__PROVIDED MATERIAL__:
------------

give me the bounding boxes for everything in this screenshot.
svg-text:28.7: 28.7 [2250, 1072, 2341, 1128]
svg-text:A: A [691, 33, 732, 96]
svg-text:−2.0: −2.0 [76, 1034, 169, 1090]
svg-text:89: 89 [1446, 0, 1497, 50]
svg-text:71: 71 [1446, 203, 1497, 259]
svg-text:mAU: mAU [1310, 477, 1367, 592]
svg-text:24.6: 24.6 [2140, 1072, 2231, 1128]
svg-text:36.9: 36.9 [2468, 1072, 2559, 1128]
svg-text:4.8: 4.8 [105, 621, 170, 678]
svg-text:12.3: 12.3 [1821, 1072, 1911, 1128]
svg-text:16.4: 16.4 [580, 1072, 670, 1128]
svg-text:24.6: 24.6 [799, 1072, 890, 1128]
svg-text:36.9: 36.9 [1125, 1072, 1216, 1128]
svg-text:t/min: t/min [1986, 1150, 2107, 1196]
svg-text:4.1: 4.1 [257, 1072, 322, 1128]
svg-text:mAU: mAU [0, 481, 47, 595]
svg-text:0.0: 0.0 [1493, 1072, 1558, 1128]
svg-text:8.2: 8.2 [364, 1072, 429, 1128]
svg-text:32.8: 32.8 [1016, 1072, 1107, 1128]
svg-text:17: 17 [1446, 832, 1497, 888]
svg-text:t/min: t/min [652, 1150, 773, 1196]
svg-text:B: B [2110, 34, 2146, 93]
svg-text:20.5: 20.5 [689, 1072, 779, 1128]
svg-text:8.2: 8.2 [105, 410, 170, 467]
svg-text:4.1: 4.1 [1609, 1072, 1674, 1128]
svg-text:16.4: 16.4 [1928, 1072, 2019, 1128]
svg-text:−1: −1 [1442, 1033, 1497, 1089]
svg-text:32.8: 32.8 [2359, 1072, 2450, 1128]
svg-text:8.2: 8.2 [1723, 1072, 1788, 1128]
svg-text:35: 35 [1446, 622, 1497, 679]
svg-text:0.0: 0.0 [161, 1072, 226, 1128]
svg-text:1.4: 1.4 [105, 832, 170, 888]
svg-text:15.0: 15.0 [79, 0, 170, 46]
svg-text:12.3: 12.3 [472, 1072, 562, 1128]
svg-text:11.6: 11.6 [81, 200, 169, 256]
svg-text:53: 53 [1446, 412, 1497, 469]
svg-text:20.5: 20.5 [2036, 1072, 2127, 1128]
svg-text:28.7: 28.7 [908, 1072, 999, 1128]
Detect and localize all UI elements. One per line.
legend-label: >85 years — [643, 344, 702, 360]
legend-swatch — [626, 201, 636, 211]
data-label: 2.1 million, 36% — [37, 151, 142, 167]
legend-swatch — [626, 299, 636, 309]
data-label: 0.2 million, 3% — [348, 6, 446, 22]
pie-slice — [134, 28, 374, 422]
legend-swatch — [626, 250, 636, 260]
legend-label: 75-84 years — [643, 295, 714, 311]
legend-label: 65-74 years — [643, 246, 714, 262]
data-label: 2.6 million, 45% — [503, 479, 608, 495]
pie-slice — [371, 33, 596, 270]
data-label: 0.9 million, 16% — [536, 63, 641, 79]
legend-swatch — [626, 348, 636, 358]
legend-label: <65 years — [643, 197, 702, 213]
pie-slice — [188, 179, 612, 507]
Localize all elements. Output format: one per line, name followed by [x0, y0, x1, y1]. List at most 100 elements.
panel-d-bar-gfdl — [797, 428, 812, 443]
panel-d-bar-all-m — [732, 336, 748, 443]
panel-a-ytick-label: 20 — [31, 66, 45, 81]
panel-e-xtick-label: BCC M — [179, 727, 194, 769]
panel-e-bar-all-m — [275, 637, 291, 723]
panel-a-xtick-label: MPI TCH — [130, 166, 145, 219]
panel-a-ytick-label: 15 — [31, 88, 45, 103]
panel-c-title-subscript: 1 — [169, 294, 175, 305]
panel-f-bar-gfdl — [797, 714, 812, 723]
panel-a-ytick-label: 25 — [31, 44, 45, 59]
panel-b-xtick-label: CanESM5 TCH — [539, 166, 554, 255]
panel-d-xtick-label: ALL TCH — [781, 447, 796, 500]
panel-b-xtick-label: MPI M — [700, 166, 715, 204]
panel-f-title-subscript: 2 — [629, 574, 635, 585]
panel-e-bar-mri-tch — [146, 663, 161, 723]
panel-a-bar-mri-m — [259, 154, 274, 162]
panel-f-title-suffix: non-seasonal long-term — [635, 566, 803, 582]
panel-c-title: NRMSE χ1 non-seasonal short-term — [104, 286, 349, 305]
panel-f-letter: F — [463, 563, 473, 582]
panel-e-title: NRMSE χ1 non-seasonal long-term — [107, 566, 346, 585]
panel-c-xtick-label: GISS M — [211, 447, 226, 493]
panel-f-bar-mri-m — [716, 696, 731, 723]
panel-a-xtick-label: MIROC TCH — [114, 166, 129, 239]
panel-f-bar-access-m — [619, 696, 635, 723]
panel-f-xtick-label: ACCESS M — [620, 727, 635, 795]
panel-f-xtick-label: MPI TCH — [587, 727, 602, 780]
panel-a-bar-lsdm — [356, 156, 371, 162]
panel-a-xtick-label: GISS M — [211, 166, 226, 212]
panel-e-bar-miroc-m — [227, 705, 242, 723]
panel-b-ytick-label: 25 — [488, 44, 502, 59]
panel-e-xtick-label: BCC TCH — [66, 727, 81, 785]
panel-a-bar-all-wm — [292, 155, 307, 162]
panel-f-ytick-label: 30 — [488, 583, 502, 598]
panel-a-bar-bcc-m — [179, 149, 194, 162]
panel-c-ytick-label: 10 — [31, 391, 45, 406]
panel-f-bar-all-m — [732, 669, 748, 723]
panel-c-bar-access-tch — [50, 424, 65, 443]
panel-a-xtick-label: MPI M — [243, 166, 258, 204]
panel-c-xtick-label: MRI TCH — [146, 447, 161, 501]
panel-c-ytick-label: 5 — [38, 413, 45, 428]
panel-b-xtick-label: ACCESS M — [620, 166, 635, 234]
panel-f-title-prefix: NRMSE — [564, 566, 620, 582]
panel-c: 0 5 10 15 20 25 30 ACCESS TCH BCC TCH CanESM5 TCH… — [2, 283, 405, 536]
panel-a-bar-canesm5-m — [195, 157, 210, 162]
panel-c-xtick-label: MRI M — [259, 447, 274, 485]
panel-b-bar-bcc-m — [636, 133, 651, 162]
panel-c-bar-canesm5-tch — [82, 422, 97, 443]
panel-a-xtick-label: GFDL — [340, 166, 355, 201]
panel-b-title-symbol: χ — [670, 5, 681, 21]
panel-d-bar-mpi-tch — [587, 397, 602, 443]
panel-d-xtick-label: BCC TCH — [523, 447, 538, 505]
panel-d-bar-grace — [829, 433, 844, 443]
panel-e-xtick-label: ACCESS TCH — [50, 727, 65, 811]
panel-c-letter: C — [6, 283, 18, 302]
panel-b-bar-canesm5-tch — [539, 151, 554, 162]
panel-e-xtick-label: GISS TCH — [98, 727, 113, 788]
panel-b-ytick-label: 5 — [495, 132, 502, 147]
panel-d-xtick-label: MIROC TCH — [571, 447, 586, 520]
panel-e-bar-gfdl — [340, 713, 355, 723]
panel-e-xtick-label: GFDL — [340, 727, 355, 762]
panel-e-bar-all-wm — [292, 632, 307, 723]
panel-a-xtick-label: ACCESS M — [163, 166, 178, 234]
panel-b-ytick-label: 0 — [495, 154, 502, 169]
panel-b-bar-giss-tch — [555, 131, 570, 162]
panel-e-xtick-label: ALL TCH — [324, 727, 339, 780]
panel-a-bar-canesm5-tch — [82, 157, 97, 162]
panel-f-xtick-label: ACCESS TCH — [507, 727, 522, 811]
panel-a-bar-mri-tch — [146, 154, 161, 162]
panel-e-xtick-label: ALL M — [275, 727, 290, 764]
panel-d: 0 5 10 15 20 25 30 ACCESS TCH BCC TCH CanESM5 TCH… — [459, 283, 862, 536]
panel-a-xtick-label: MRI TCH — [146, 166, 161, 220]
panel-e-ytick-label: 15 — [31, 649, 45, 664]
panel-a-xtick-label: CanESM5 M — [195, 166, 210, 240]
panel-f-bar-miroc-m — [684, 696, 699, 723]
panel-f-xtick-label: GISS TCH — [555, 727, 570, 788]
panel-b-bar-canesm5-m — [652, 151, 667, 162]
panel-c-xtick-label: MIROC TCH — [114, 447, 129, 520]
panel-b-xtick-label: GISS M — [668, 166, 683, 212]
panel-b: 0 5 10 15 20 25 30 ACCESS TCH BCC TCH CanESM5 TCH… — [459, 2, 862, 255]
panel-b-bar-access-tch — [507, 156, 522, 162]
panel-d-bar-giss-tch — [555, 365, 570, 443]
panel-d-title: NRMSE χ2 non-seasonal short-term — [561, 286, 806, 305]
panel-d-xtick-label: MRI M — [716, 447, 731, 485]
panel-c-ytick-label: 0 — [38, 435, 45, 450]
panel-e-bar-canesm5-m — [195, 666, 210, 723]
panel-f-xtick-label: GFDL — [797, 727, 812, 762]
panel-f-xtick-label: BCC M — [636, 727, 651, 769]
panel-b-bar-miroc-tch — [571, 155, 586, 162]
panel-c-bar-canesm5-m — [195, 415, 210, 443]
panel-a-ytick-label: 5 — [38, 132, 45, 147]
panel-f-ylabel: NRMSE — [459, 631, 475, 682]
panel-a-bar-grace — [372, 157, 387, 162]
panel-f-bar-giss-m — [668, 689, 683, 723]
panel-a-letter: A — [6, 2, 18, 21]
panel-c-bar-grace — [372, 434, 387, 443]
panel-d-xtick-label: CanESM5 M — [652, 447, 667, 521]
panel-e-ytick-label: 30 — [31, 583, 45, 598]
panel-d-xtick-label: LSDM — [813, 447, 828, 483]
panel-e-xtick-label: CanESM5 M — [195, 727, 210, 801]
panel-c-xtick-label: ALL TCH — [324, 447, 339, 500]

------------

__OBJECTIVE__:
Report, copied in full, each line of the entries above that contains the string "data".

__OUTPUT OF THE TASK__:
data-label: 2.1 million, 36% — [37, 151, 142, 167]
data-label: 0.2 million, 3% — [348, 6, 446, 22]
data-label: 2.6 million, 45% — [503, 479, 608, 495]
data-label: 0.9 million, 16% — [536, 63, 641, 79]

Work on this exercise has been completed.